TASK GOAL →
Copy the material below word for word, leaving out the pictures.

INFORMATION PROVIDED →
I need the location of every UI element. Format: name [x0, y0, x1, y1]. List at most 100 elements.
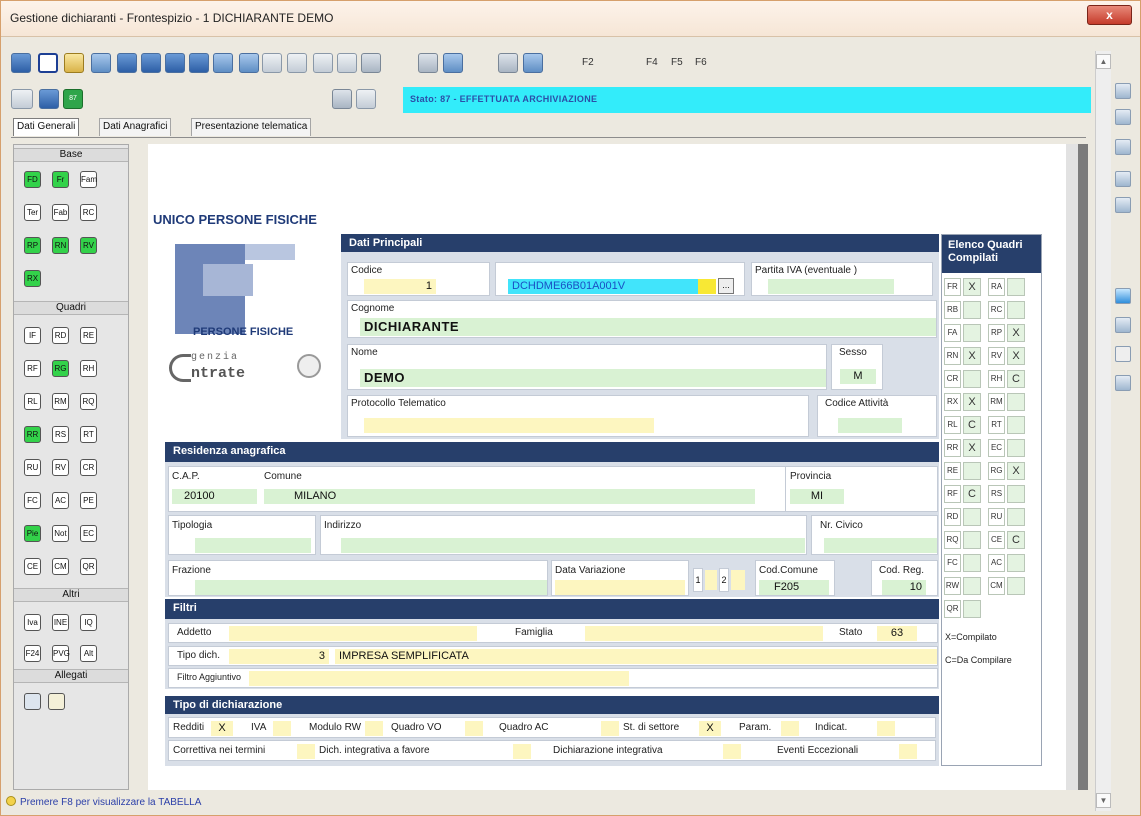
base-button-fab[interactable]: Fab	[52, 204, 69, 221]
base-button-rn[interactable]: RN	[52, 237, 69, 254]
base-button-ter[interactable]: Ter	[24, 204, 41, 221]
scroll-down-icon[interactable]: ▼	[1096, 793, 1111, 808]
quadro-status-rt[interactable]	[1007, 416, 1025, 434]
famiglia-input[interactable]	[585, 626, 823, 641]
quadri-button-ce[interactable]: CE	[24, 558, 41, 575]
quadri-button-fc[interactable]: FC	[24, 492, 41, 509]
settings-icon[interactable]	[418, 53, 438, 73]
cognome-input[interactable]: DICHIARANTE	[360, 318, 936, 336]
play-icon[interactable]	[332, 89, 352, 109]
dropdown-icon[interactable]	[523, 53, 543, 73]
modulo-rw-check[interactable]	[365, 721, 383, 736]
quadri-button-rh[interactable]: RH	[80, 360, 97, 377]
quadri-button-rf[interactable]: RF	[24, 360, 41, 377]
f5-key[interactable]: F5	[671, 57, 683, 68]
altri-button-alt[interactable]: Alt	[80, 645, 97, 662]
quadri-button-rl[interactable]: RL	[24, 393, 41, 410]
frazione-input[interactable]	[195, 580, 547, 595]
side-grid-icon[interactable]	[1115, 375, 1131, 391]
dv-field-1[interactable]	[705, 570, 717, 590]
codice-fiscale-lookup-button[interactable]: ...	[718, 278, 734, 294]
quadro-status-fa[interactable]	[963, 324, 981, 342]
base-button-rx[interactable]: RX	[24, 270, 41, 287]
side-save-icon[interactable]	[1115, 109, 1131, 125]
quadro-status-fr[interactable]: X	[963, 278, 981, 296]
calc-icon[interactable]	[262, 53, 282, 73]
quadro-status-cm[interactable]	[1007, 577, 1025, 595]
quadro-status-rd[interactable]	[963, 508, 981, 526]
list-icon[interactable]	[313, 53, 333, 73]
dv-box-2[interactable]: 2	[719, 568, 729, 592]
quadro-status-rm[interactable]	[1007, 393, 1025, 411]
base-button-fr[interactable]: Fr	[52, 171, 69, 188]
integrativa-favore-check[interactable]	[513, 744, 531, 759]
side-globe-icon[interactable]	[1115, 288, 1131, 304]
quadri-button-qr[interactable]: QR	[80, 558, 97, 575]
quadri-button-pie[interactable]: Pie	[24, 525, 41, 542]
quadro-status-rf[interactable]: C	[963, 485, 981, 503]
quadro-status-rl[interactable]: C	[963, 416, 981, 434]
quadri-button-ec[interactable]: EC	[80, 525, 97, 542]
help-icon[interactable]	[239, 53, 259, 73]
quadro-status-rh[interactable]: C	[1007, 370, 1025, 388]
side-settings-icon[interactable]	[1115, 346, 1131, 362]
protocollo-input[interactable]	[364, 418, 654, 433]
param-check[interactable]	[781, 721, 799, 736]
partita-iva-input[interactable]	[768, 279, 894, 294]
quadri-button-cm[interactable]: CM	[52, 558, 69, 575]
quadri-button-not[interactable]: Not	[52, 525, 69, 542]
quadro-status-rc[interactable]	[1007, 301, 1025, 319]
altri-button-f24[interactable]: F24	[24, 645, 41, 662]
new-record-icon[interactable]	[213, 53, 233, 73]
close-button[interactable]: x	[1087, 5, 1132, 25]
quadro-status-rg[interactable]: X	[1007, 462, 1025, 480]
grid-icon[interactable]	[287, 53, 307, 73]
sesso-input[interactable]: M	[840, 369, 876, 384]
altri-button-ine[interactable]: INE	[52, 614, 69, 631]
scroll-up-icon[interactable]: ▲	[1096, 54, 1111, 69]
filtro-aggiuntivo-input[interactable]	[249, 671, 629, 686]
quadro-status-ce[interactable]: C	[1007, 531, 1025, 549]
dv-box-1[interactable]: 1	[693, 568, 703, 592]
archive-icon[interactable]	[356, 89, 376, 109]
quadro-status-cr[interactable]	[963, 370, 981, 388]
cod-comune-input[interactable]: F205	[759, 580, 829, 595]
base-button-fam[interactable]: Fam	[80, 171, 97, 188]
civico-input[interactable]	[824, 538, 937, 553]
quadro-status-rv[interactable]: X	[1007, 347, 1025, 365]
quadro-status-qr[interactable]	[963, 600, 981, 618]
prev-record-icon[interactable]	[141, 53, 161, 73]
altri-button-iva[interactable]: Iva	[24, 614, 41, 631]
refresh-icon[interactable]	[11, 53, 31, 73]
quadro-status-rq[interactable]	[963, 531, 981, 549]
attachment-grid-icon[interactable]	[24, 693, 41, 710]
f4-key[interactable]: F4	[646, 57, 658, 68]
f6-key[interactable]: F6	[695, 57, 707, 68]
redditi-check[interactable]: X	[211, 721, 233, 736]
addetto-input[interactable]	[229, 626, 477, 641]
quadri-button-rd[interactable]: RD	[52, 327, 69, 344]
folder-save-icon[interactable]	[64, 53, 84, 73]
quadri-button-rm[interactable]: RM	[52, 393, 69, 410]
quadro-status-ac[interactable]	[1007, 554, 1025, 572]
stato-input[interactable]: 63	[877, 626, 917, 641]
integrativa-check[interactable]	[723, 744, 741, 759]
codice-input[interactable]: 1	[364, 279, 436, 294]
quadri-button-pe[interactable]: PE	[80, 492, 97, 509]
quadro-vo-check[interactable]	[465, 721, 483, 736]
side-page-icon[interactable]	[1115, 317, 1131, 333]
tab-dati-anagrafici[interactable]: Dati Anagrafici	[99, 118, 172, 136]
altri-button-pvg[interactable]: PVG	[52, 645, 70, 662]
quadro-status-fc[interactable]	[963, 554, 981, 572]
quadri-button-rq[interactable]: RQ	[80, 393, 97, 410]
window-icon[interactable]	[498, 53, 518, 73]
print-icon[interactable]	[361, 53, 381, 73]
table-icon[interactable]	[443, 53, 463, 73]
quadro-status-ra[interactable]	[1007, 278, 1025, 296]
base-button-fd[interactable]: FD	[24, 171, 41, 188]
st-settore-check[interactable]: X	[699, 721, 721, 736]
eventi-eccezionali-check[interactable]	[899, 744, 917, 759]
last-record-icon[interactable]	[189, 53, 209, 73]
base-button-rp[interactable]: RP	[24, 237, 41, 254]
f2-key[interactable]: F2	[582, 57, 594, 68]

EXERCISE OUTPUT →
I need the location of every UI element. Format: name [x0, y0, x1, y1]. List at most 100 elements.
base-button-fab[interactable]: Fab	[52, 204, 69, 221]
base-button-rn[interactable]: RN	[52, 237, 69, 254]
base-button-ter[interactable]: Ter	[24, 204, 41, 221]
scroll-down-icon[interactable]: ▼	[1096, 793, 1111, 808]
quadro-status-rt[interactable]	[1007, 416, 1025, 434]
famiglia-input[interactable]	[585, 626, 823, 641]
quadri-button-ce[interactable]: CE	[24, 558, 41, 575]
quadri-button-fc[interactable]: FC	[24, 492, 41, 509]
settings-icon[interactable]	[418, 53, 438, 73]
cognome-input[interactable]: DICHIARANTE	[360, 318, 936, 336]
play-icon[interactable]	[332, 89, 352, 109]
dropdown-icon[interactable]	[523, 53, 543, 73]
modulo-rw-check[interactable]	[365, 721, 383, 736]
quadri-button-rh[interactable]: RH	[80, 360, 97, 377]
quadri-button-rf[interactable]: RF	[24, 360, 41, 377]
f5-key[interactable]: F5	[671, 57, 683, 68]
altri-button-alt[interactable]: Alt	[80, 645, 97, 662]
quadri-button-rl[interactable]: RL	[24, 393, 41, 410]
frazione-input[interactable]	[195, 580, 547, 595]
side-grid-icon[interactable]	[1115, 375, 1131, 391]
dv-field-1[interactable]	[705, 570, 717, 590]
codice-fiscale-lookup-button[interactable]: ...	[718, 278, 734, 294]
quadro-status-fa[interactable]	[963, 324, 981, 342]
base-button-rx[interactable]: RX	[24, 270, 41, 287]
side-save-icon[interactable]	[1115, 109, 1131, 125]
quadro-status-fr[interactable]: X	[963, 278, 981, 296]
calc-icon[interactable]	[262, 53, 282, 73]
quadro-status-cm[interactable]	[1007, 577, 1025, 595]
quadro-status-rd[interactable]	[963, 508, 981, 526]
list-icon[interactable]	[313, 53, 333, 73]
dv-box-2[interactable]: 2	[719, 568, 729, 592]
quadro-status-rm[interactable]	[1007, 393, 1025, 411]
base-button-fr[interactable]: Fr	[52, 171, 69, 188]
integrativa-favore-check[interactable]	[513, 744, 531, 759]
side-globe-icon[interactable]	[1115, 288, 1131, 304]
quadri-button-qr[interactable]: QR	[80, 558, 97, 575]
quadri-button-pie[interactable]: Pie	[24, 525, 41, 542]
quadro-status-rf[interactable]: C	[963, 485, 981, 503]
quadro-status-rl[interactable]: C	[963, 416, 981, 434]
quadri-button-ec[interactable]: EC	[80, 525, 97, 542]
help-icon[interactable]	[239, 53, 259, 73]
quadro-status-rh[interactable]: C	[1007, 370, 1025, 388]
side-settings-icon[interactable]	[1115, 346, 1131, 362]
protocollo-input[interactable]	[364, 418, 654, 433]
param-check[interactable]	[781, 721, 799, 736]
partita-iva-input[interactable]	[768, 279, 894, 294]
quadri-button-cm[interactable]: CM	[52, 558, 69, 575]
quadri-button-not[interactable]: Not	[52, 525, 69, 542]
quadro-status-rc[interactable]	[1007, 301, 1025, 319]
altri-button-f24[interactable]: F24	[24, 645, 41, 662]
new-record-icon[interactable]	[213, 53, 233, 73]
close-button[interactable]: x	[1087, 5, 1132, 25]
quadro-status-rg[interactable]: X	[1007, 462, 1025, 480]
grid-icon[interactable]	[287, 53, 307, 73]
sesso-input[interactable]: M	[840, 369, 876, 384]
altri-button-ine[interactable]: INE	[52, 614, 69, 631]
scroll-up-icon[interactable]: ▲	[1096, 54, 1111, 69]
filtro-aggiuntivo-input[interactable]	[249, 671, 629, 686]
quadro-status-ce[interactable]: C	[1007, 531, 1025, 549]
dv-box-1[interactable]: 1	[693, 568, 703, 592]
archive-icon[interactable]	[356, 89, 376, 109]
quadro-status-cr[interactable]	[963, 370, 981, 388]
cod-comune-input[interactable]: F205	[759, 580, 829, 595]
base-button-fam[interactable]: Fam	[80, 171, 97, 188]
civico-input[interactable]	[824, 538, 937, 553]
quadro-status-rv[interactable]: X	[1007, 347, 1025, 365]
quadro-status-qr[interactable]	[963, 600, 981, 618]
prev-record-icon[interactable]	[141, 53, 161, 73]
altri-button-iva[interactable]: Iva	[24, 614, 41, 631]
refresh-icon[interactable]	[11, 53, 31, 73]
quadro-status-rq[interactable]	[963, 531, 981, 549]
attachment-grid-icon[interactable]	[24, 693, 41, 710]
f4-key[interactable]: F4	[646, 57, 658, 68]
f6-key[interactable]: F6	[695, 57, 707, 68]
redditi-check[interactable]: X	[211, 721, 233, 736]
addetto-input[interactable]	[229, 626, 477, 641]
quadri-button-rd[interactable]: RD	[52, 327, 69, 344]
folder-save-icon[interactable]	[64, 53, 84, 73]
quadri-button-rm[interactable]: RM	[52, 393, 69, 410]
quadro-status-ac[interactable]	[1007, 554, 1025, 572]
stato-input[interactable]: 63	[877, 626, 917, 641]
integrativa-check[interactable]	[723, 744, 741, 759]
codice-input[interactable]: 1	[364, 279, 436, 294]
quadri-button-pe[interactable]: PE	[80, 492, 97, 509]
quadro-vo-check[interactable]	[465, 721, 483, 736]
side-page-icon[interactable]	[1115, 317, 1131, 333]
tab-dati-anagrafici[interactable]: Dati Anagrafici	[99, 118, 172, 136]
altri-button-pvg[interactable]: PVG	[52, 645, 70, 662]
quadro-status-fc[interactable]	[963, 554, 981, 572]
quadri-button-rq[interactable]: RQ	[80, 393, 97, 410]
window-icon[interactable]	[498, 53, 518, 73]
print-icon[interactable]	[361, 53, 381, 73]
table-icon[interactable]	[443, 53, 463, 73]
quadro-status-ra[interactable]	[1007, 278, 1025, 296]
base-button-fd[interactable]: FD	[24, 171, 41, 188]
st-settore-check[interactable]: X	[699, 721, 721, 736]
eventi-eccezionali-check[interactable]	[899, 744, 917, 759]
last-record-icon[interactable]	[189, 53, 209, 73]
base-button-rp[interactable]: RP	[24, 237, 41, 254]
f2-key[interactable]: F2	[582, 57, 594, 68]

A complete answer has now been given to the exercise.